* Start Stored records *

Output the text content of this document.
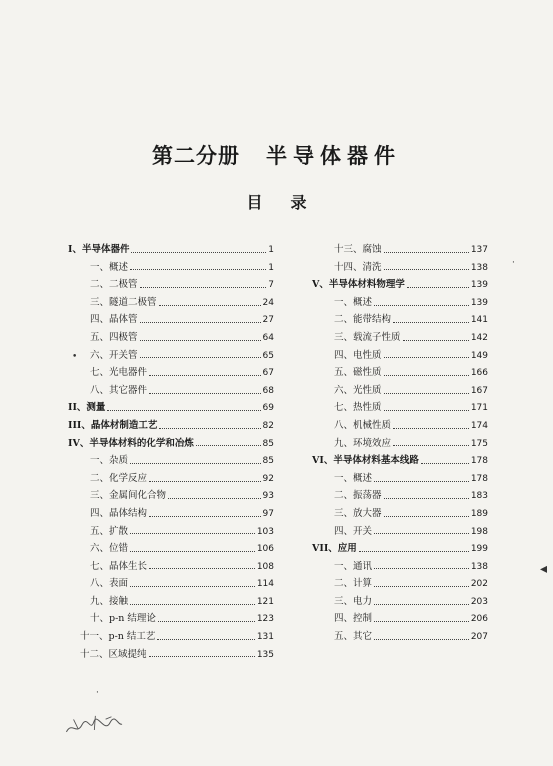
第二分册 半导体器件
目录
I、半导体器件	1
一、概述	1
二、二极管	7
三、隧道二极管	24
四、晶体管	27
五、四极管	64
六、开关管	65
七、光电器件	67
八、其它器件	68
II、测量	69
III、晶体材制造工艺	82
IV、半导体材料的化学和冶炼	85
一、杂质	85
二、化学反应	92
三、金属间化合物	93
四、晶体结构	97
五、扩散	103
六、位错	106
七、晶体生长	108
八、表面	114
九、接触	121
十、p-n 结理论	123
十一、p-n 结工艺	131
十二、区域提纯	135
十三、腐蚀	137
十四、清洗	138
V、半导体材料物理学	139
一、概述	139
二、能带结构	141
三、载流子性质	142
四、电性质	149
五、磁性质	166
六、光性质	167
七、热性质	171
八、机械性质	174
九、环境效应	175
VI、半导体材料基本线路	178
一、概述	178
二、振荡器	183
三、放大器	189
四、开关	198
VII、应用	199
一、通讯	138
二、计算	202
三、电力	203
四、控制	206
五、其它	207
•
·
◂
·
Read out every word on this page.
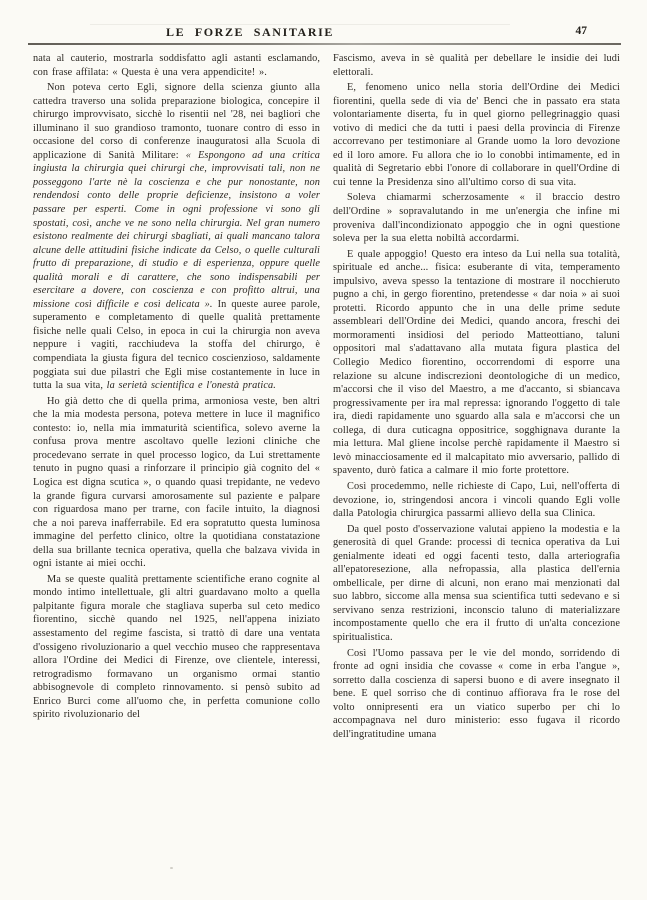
LE FORZE SANITARIE	47

nata al cauterio, mostrarla soddisfatto agli astanti esclamando, con frase affilata: « Questa è una vera appendicite! ».

Non poteva certo Egli, signore della scienza giunto alla cattedra traverso una solida preparazione biologica, concepire il chirurgo improvvisato, sicchè lo risentii nel '28, nei bagliori che illuminano il suo grandioso tramonto, tuonare contro di esso in occasione del corso di conferenze inauguratosi alla Scuola di applicazione di Sanità Militare: « Espongono ad una critica ingiusta la chirurgia quei chirurgi che, improvvisati tali, non ne posseggono l'arte nè la coscienza e che pur nonostante, non rendendosi conto delle proprie deficienze, insistono a voler passare per esperti. Come in ogni professione vi sono gli spostati, così, anche ve ne sono nella chirurgia. Nel gran numero esistono realmente dei chirurgi sbagliati, ai quali mancano talora alcune delle attitudini fisiche indicate da Celso, o quelle culturali frutto di preparazione, di studio e di esperienza, oppure quelle qualità morali e di carattere, che sono indispensabili per esercitare a dovere, con coscienza e con profitto altrui, una missione così difficile e così delicata ». In queste auree parole, superamento e completamento di quelle qualità prettamente fisiche nelle quali Celso, in epoca in cui la chirurgia non aveva neppure i vagiti, racchiudeva la stoffa del chirurgo, è compendiata la giusta figura del tecnico coscienzioso, saldamente poggiata sui due pilastri che Egli mise costantemente in luce in tutta la sua vita, la serietà scientifica e l'onestà pratica.

Ho già detto che di quella prima, armoniosa veste, ben altri che la mia modesta persona, poteva mettere in luce il magnifico contesto: io, nella mia immaturità scientifica, solevo averne la confusa prova mentre ascoltavo quelle lezioni cliniche che procedevano serrate in quel processo logico, da Lui strettamente tenuto in pugno quasi a rinforzare il principio già cognito del « Logica est digna scutica », o quando quasi trepidante, ne vedevo la grande figura curvarsi amorosamente sul paziente e palpare con riguardosa mano per trarne, con facile intuito, la diagnosi che a noi pareva inafferrabile. Ed era sopratutto questa luminosa immagine del perfetto clinico, oltre la quotidiana constatazione della sua brillante tecnica operativa, quella che balzava vivida in ogni istante ai miei occhi.

Ma se queste qualità prettamente scientifiche erano cognite al mondo intimo intellettuale, gli altri guardavano molto a quella palpitante figura morale che stagliava superba sul ceto medico fiorentino, sicchè quando nel 1925, nell'appena iniziato assestamento del regime fascista, si trattò di dare una ventata d'ossigeno rivoluzionario a quel vecchio museo che rappresentava allora l'Ordine dei Medici di Firenze, ove clientele, interessi, retrogradismo formavano un organismo ormai stantio abbisognevole di completo rinnovamento. si pensò subito ad Enrico Burci come all'uomo che, in perfetta comunione collo spirito rivoluzionario del

Fascismo, aveva in sè qualità per debellare le insidie dei ludi elettorali.

E, fenomeno unico nella storia dell'Ordine dei Medici fiorentini, quella sede di via de' Benci che in passato era stata volontariamente diserta, fu in quel giorno pellegrinaggio quasi votivo di medici che da tutti i paesi della provincia di Firenze accorrevano per testimoniare al Grande uomo la loro devozione ed il loro amore. Fu allora che io lo conobbi intimamente, ed in qualità di Segretario ebbi l'onore di collaborare in quell'Ordine di cui tenne la Presidenza sino all'ultimo corso di sua vita.

Soleva chiamarmi scherzosamente « il braccio destro dell'Ordine » sopravalutando in me un'energia che infine mi proveniva dall'incondizionato appoggio che in ogni questione soleva per la sua eletta nobiltà accordarmi.

E quale appoggio! Questo era inteso da Lui nella sua totalità, spirituale ed anche... fisica: esuberante di vita, temperamento impulsivo, aveva spesso la tentazione di mostrare il nocchieruto pugno a chi, in gergo fiorentino, pretendesse « dar noia » ai suoi protetti. Ricordo appunto che in una delle prime sedute assembleari dell'Ordine dei Medici, quando ancora, freschi dei mormoramenti insidiosi del periodo Matteottiano, taluni oppositori mal s'adattavano alla mutata figura plastica del Collegio Medico fiorentino, occorrendomi di esporre una relazione su alcune indiscrezioni deontologiche di un medico, m'accorsi che il viso del Maestro, a me d'accanto, si sbiancava progressivamente per ira mal repressa: ignorando l'oggetto di tale ira, diedi rapidamente uno sguardo alla sala e m'accorsi che un collega, di dura cuticagna oppositrice, sogghignava durante la mia lettura. Mal gliene incolse perchè rapidamente il Maestro si levò minacciosamente ed il malcapitato mio avversario, pallido di spavento, durò fatica a calmare il mio forte protettore.

Così procedemmo, nelle richieste di Capo, Lui, nell'offerta di devozione, io, stringendosi ancora i vincoli quando Egli volle dalla Patologia chirurgica passarmi allievo della sua Clinica.

Da quel posto d'osservazione valutai appieno la modestia e la generosità di quel Grande: processi di tecnica operativa da Lui genialmente ideati ed oggi facenti testo, dalla arteriografia all'epatoresezione, alla nefropassia, alla plastica dell'ernia ombellicale, per dirne di alcuni, non erano mai menzionati dal suo labbro, siccome alla mensa sua scientifica tutti sedevano e si servivano senza restrizioni, inconscio taluno di materializzare incompostamente quello che era il frutto di un'alta concezione spiritualistica.

Così l'Uomo passava per le vie del mondo, sorridendo di fronte ad ogni insidia che covasse « come in erba l'angue », sorretto dalla coscienza di sapersi buono e di avere insegnato il bene. E quel sorriso che di continuo affiorava fra le rose del volto onnipresenti era un viatico superbo per chi lo accompagnava nel duro ministerio: esso fugava il ricordo dell'ingratitudine umana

* End Stored records *

— Job —
Your answer should be a single number: the count of lines in the material above that contain "nelle".

— Answer in full —
2